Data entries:
|---|

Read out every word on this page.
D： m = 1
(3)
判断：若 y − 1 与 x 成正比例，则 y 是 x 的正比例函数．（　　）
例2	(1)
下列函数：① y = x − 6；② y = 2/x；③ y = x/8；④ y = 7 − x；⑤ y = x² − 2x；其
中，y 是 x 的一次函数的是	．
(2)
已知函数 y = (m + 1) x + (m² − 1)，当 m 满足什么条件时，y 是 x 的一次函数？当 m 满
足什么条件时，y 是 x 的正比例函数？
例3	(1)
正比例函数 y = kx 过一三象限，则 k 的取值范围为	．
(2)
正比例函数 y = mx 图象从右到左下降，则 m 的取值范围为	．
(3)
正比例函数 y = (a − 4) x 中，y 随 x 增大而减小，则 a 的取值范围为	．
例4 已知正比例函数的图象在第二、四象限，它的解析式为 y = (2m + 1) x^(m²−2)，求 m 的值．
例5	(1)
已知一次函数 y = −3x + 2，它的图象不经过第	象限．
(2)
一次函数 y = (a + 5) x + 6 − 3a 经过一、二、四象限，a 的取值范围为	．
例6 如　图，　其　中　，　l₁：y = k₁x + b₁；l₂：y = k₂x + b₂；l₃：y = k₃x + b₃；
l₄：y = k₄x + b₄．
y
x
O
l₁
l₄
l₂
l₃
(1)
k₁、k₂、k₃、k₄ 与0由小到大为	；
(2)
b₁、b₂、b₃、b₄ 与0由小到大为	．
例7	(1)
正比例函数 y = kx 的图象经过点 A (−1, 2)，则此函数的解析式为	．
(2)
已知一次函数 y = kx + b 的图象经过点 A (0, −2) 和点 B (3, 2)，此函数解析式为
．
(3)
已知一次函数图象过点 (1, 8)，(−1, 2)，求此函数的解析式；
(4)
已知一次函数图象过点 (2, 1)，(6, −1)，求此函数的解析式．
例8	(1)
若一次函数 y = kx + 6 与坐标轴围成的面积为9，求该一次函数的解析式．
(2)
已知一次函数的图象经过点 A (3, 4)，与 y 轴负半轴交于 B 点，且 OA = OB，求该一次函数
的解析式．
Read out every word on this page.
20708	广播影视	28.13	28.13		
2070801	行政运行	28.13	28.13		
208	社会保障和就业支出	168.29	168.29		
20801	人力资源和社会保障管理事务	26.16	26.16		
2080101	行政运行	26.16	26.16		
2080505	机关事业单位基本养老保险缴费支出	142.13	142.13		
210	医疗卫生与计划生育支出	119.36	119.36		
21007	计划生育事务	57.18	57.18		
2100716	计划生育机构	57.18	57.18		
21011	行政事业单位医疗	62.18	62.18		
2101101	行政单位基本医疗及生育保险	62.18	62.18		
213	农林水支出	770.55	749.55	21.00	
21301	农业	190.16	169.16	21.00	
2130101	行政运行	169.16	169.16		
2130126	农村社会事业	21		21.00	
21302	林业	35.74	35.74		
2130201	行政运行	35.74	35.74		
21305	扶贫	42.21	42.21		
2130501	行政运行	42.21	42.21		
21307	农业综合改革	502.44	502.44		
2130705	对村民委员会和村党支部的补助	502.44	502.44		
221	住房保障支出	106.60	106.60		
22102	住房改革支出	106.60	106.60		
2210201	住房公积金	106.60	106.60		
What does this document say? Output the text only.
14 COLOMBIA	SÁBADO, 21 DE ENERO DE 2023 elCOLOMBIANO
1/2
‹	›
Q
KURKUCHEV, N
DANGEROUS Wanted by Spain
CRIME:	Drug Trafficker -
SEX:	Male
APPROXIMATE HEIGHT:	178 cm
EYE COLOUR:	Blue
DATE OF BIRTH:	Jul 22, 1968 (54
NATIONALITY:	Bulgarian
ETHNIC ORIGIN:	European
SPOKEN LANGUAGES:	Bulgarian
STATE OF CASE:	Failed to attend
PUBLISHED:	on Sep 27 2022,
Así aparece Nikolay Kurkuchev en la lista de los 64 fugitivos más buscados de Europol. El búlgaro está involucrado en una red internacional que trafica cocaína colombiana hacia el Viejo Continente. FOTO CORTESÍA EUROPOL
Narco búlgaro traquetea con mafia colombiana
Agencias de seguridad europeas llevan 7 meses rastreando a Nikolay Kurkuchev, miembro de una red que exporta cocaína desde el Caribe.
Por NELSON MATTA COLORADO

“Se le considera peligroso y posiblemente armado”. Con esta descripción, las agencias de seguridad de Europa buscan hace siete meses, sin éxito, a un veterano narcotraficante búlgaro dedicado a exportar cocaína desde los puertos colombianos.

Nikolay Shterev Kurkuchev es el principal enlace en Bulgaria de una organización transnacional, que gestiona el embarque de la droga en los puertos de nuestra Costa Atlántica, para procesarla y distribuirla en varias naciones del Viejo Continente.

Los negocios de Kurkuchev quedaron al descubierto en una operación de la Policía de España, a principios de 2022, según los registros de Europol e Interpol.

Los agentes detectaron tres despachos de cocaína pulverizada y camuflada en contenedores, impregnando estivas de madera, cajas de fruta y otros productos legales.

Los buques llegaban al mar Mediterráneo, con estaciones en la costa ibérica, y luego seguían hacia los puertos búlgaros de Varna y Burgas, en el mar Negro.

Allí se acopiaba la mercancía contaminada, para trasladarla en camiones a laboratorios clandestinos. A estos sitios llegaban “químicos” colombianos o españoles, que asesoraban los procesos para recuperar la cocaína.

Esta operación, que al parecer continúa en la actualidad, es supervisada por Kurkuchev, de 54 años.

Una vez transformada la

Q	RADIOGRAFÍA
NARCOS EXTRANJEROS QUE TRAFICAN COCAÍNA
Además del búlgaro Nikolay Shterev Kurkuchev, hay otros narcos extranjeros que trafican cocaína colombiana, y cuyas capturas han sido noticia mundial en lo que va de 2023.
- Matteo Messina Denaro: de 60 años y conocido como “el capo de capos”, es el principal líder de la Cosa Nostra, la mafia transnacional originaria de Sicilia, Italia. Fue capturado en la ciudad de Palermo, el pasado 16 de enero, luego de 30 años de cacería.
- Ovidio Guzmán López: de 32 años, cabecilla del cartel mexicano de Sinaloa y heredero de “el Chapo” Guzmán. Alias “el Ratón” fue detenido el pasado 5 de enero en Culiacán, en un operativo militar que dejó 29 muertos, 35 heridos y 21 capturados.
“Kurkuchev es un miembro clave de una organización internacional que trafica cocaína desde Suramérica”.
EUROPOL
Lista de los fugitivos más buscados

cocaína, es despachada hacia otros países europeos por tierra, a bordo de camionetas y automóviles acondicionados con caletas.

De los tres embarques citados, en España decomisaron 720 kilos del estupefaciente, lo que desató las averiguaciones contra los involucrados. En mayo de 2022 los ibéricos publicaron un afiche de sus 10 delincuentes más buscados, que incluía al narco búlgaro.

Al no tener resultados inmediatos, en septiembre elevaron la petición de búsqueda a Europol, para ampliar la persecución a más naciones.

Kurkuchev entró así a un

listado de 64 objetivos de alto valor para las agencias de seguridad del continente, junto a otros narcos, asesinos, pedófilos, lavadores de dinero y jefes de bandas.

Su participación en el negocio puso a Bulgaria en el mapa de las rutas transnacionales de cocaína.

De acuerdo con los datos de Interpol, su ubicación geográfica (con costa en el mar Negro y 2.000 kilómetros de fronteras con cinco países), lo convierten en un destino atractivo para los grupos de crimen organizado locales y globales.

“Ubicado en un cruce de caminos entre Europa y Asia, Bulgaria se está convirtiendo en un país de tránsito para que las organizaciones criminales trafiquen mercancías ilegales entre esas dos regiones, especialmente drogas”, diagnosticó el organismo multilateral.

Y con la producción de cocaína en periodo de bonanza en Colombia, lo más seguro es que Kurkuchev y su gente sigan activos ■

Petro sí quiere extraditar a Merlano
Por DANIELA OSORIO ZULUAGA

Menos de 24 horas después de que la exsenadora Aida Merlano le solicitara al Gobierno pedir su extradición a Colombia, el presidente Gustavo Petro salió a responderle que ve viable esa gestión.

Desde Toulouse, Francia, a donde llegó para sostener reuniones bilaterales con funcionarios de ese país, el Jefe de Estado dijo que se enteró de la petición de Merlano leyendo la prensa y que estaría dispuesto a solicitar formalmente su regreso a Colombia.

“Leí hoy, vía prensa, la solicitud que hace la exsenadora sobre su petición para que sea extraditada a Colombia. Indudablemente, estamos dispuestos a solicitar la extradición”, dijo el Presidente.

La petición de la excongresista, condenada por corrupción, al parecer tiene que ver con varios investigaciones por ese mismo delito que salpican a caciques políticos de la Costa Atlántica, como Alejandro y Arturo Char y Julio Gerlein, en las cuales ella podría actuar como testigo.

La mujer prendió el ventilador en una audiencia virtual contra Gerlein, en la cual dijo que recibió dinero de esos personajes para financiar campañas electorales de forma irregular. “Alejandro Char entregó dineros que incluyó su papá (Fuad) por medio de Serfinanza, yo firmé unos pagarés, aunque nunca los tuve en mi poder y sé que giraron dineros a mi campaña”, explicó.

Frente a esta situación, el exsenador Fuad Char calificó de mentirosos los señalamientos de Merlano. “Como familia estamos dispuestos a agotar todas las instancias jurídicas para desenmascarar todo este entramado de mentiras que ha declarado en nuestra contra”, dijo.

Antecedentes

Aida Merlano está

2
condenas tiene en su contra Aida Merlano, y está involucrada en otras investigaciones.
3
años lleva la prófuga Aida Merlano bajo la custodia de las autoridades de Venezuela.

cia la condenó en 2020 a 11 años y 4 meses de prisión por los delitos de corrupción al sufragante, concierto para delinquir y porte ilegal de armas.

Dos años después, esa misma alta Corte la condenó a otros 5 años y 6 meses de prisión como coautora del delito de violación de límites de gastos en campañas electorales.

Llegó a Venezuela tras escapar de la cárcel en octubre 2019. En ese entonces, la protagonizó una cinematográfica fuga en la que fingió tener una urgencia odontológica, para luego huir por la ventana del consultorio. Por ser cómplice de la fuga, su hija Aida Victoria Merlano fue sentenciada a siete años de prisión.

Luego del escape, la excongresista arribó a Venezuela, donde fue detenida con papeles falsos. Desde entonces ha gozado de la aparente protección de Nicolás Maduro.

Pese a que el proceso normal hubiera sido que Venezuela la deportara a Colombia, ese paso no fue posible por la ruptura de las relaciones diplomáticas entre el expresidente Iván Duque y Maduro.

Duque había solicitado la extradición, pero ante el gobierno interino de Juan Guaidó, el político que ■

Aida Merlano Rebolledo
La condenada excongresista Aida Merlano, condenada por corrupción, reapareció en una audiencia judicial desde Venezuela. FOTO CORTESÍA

|---|

Identify each line in the entries with the word "行政运行" and copy it.

### Worked answer
2070801	行政运行	28.13	28.13		
2080101	行政运行	26.16	26.16		
2130101	行政运行	169.16	169.16		
2130201	行政运行	35.74	35.74		
2130501	行政运行	42.21	42.21		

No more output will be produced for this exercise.